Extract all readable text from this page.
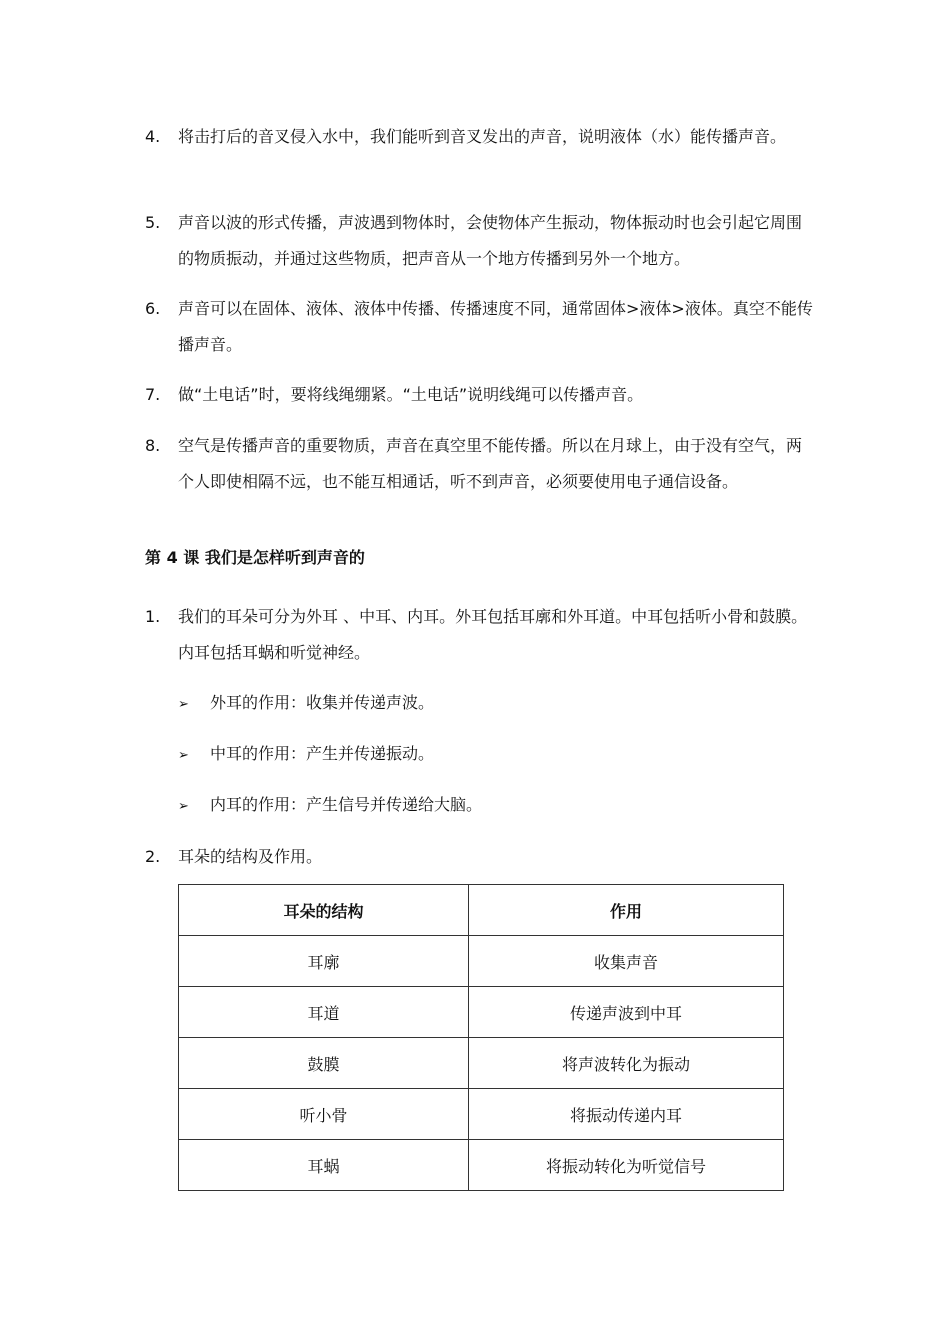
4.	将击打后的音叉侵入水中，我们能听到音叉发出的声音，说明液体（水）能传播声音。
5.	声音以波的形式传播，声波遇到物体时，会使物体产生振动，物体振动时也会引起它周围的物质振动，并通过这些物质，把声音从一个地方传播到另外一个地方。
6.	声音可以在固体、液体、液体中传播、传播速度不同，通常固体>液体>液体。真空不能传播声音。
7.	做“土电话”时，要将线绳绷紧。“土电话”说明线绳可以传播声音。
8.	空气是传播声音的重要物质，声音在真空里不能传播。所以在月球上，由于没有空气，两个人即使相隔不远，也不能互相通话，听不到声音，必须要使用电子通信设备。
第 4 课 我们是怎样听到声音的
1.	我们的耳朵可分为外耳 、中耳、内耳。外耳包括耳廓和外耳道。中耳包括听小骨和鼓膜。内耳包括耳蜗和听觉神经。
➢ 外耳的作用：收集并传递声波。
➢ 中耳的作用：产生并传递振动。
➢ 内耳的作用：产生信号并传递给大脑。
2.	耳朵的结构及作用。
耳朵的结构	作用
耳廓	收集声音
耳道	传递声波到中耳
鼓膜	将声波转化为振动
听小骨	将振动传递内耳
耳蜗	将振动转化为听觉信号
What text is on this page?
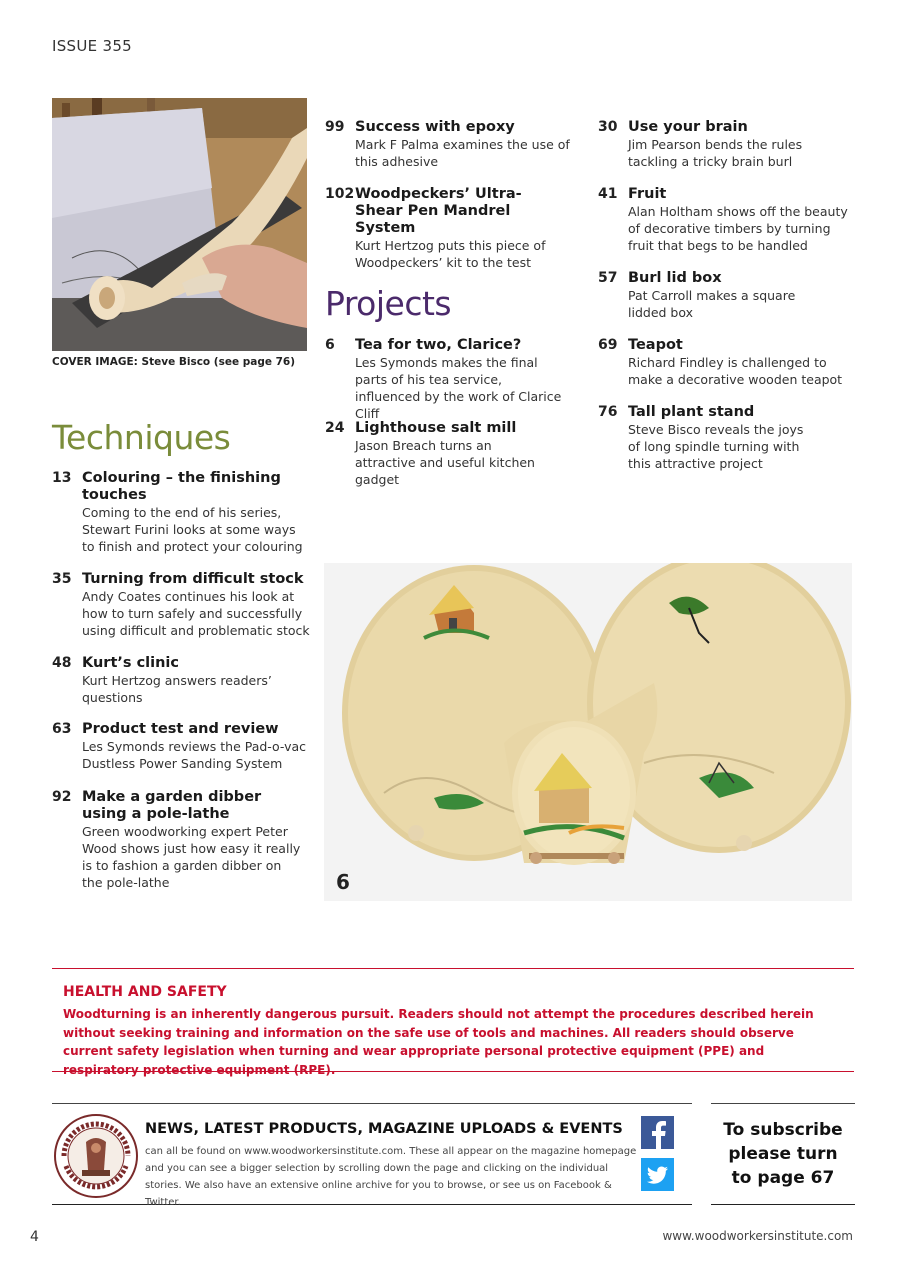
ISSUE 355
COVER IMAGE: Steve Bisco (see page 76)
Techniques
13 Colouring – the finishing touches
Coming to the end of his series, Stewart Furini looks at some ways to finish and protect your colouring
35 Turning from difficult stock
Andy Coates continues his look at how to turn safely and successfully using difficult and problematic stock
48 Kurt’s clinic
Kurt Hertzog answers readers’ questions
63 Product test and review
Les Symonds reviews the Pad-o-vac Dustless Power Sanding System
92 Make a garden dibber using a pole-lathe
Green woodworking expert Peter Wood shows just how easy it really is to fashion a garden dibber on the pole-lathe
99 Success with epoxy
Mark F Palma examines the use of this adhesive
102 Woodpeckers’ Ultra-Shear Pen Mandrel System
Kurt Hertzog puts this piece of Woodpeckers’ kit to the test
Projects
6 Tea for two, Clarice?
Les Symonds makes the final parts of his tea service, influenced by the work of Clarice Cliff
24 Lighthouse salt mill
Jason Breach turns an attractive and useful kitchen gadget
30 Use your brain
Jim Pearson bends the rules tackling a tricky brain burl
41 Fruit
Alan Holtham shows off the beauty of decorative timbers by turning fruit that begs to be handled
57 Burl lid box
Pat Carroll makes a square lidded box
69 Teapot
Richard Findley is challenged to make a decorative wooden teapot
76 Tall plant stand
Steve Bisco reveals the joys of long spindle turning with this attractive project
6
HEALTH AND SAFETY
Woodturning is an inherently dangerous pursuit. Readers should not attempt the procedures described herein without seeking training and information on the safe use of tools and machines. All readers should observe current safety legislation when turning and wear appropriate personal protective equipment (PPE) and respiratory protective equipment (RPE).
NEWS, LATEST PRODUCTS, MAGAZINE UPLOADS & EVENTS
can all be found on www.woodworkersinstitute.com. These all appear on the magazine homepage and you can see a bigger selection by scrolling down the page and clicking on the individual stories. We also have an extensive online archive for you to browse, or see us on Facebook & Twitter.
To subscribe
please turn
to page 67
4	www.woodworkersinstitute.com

==*==

[Your instructions]
Except for the pictures, copy every line of the records above exactly.

[Response]
Extract all readable text from this page.
4.	将击打后的音叉侵入水中，我们能听到音叉发出的声音，说明液体（水）能传播声音。
5.	声音以波的形式传播，声波遇到物体时，会使物体产生振动，物体振动时也会引起它周围的物质振动，并通过这些物质，把声音从一个地方传播到另外一个地方。
6.	声音可以在固体、液体、液体中传播、传播速度不同，通常固体>液体>液体。真空不能传播声音。
7.	做“土电话”时，要将线绳绷紧。“土电话”说明线绳可以传播声音。
8.	空气是传播声音的重要物质，声音在真空里不能传播。所以在月球上，由于没有空气，两个人即使相隔不远，也不能互相通话，听不到声音，必须要使用电子通信设备。
第 4 课 我们是怎样听到声音的
1.	我们的耳朵可分为外耳 、中耳、内耳。外耳包括耳廓和外耳道。中耳包括听小骨和鼓膜。内耳包括耳蜗和听觉神经。
➢ 外耳的作用：收集并传递声波。
➢ 中耳的作用：产生并传递振动。
➢ 内耳的作用：产生信号并传递给大脑。
2.	耳朵的结构及作用。
耳朵的结构	作用
耳廓	收集声音
耳道	传递声波到中耳
鼓膜	将声波转化为振动
听小骨	将振动传递内耳
耳蜗	将振动转化为听觉信号
What text is on this page?
ISSUE 355
COVER IMAGE: Steve Bisco (see page 76)
Techniques
13 Colouring – the finishing touches
Coming to the end of his series, Stewart Furini looks at some ways to finish and protect your colouring
35 Turning from difficult stock
Andy Coates continues his look at how to turn safely and successfully using difficult and problematic stock
48 Kurt’s clinic
Kurt Hertzog answers readers’ questions
63 Product test and review
Les Symonds reviews the Pad-o-vac Dustless Power Sanding System
92 Make a garden dibber using a pole-lathe
Green woodworking expert Peter Wood shows just how easy it really is to fashion a garden dibber on the pole-lathe
99 Success with epoxy
Mark F Palma examines the use of this adhesive
102 Woodpeckers’ Ultra-Shear Pen Mandrel System
Kurt Hertzog puts this piece of Woodpeckers’ kit to the test
Projects
6 Tea for two, Clarice?
Les Symonds makes the final parts of his tea service, influenced by the work of Clarice Cliff
24 Lighthouse salt mill
Jason Breach turns an attractive and useful kitchen gadget
30 Use your brain
Jim Pearson bends the rules tackling a tricky brain burl
41 Fruit
Alan Holtham shows off the beauty of decorative timbers by turning fruit that begs to be handled
57 Burl lid box
Pat Carroll makes a square lidded box
69 Teapot
Richard Findley is challenged to make a decorative wooden teapot
76 Tall plant stand
Steve Bisco reveals the joys of long spindle turning with this attractive project
6
HEALTH AND SAFETY
Woodturning is an inherently dangerous pursuit. Readers should not attempt the procedures described herein without seeking training and information on the safe use of tools and machines. All readers should observe current safety legislation when turning and wear appropriate personal protective equipment (PPE) and respiratory protective equipment (RPE).
NEWS, LATEST PRODUCTS, MAGAZINE UPLOADS & EVENTS
can all be found on www.woodworkersinstitute.com. These all appear on the magazine homepage and you can see a bigger selection by scrolling down the page and clicking on the individual stories. We also have an extensive online archive for you to browse, or see us on Facebook & Twitter.
To subscribe
please turn
to page 67
4	www.woodworkersinstitute.com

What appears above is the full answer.